- [Goal]: Give only the number of lines that contain the word "JSON".

▶

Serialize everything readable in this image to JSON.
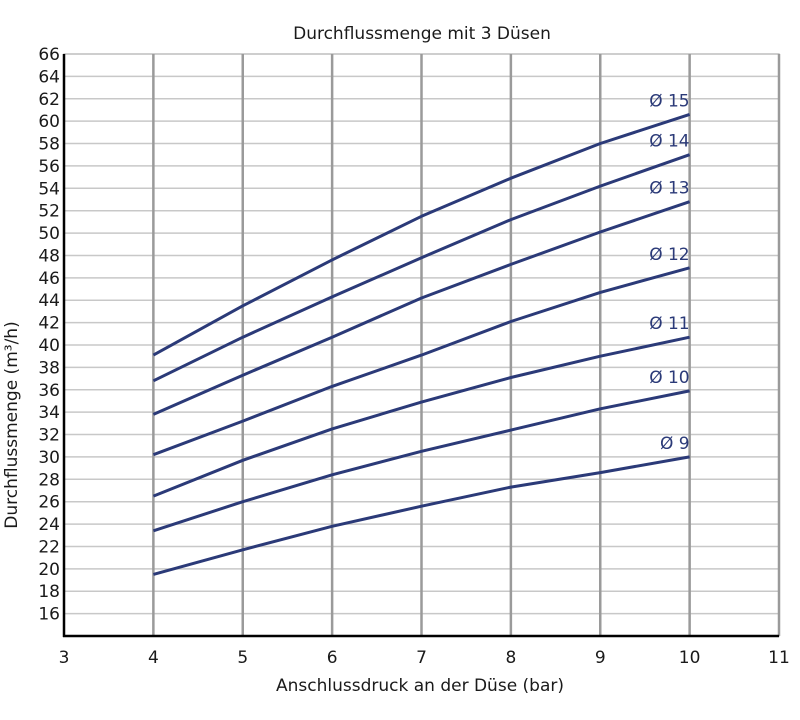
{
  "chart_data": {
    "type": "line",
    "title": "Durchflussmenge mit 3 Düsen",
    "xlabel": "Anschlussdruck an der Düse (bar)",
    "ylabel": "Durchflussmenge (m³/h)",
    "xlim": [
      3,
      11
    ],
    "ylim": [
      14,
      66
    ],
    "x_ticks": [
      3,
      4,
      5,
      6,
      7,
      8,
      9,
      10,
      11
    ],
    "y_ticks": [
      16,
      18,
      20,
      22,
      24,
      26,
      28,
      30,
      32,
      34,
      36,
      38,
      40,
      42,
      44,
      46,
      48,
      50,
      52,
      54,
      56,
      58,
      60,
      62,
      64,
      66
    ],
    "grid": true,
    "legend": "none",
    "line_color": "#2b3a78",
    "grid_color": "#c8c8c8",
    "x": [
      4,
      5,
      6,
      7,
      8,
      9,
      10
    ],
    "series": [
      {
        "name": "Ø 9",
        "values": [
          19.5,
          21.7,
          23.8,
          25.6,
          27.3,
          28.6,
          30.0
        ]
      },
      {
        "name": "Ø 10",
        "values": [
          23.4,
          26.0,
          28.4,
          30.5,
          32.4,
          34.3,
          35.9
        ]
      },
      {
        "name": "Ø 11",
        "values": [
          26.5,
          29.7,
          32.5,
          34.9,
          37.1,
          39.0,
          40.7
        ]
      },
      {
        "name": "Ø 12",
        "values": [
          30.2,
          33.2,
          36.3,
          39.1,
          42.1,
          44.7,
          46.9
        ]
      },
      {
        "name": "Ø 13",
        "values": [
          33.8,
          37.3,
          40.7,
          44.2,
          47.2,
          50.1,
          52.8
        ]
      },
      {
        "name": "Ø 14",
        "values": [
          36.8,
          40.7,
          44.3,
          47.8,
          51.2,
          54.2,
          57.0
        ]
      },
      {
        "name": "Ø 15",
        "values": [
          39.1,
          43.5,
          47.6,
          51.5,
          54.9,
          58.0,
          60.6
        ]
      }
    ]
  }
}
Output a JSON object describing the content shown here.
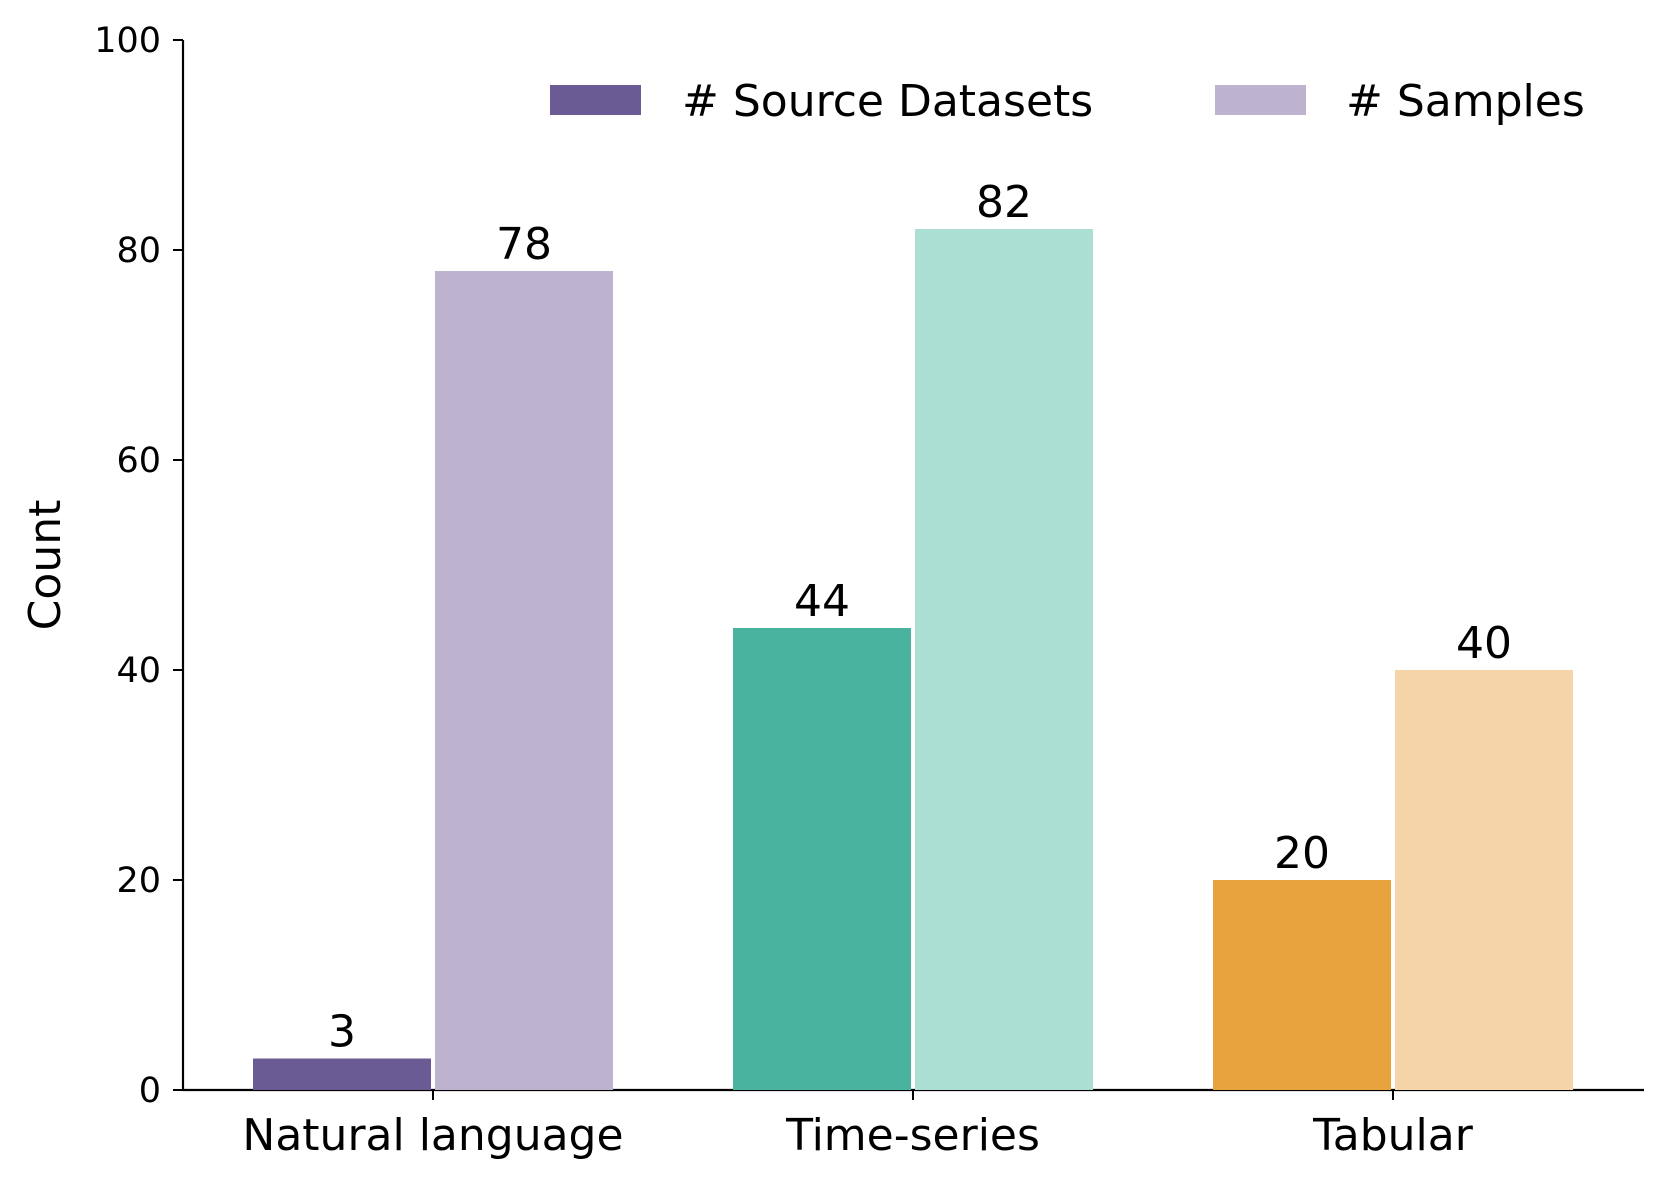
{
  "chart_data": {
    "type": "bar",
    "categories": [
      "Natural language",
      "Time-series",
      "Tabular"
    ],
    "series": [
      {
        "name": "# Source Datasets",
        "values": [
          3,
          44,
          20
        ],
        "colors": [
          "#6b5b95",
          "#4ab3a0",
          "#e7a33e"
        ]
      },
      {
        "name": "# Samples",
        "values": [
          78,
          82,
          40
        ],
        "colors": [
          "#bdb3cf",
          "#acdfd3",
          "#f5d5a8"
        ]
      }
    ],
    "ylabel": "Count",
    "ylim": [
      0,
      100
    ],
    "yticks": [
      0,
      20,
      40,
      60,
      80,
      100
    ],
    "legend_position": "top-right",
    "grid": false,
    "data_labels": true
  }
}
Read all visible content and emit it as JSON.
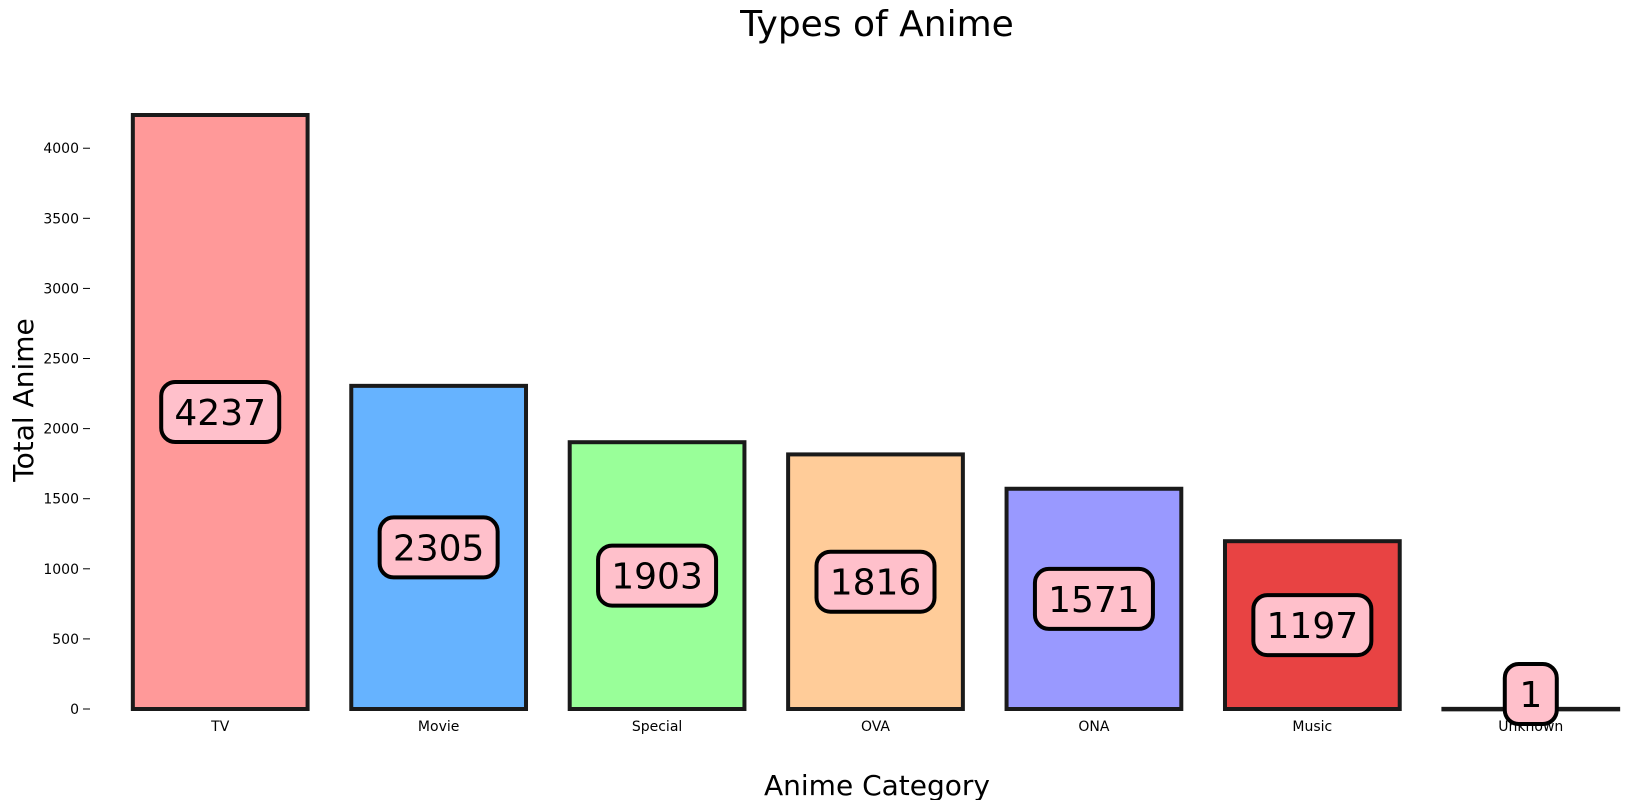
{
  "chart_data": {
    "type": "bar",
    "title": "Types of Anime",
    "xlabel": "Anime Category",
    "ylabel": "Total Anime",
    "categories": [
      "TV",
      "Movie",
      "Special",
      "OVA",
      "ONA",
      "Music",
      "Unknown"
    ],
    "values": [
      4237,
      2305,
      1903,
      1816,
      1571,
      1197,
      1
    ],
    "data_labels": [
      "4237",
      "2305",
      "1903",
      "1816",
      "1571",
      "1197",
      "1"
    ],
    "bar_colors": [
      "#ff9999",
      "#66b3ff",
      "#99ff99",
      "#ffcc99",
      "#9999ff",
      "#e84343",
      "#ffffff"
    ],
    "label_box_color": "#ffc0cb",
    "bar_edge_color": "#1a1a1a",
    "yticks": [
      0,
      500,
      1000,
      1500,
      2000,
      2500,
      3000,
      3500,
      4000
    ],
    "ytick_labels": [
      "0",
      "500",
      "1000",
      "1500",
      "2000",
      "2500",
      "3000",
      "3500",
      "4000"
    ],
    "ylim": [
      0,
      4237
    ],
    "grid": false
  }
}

◀

- [Answer to the problem]: 3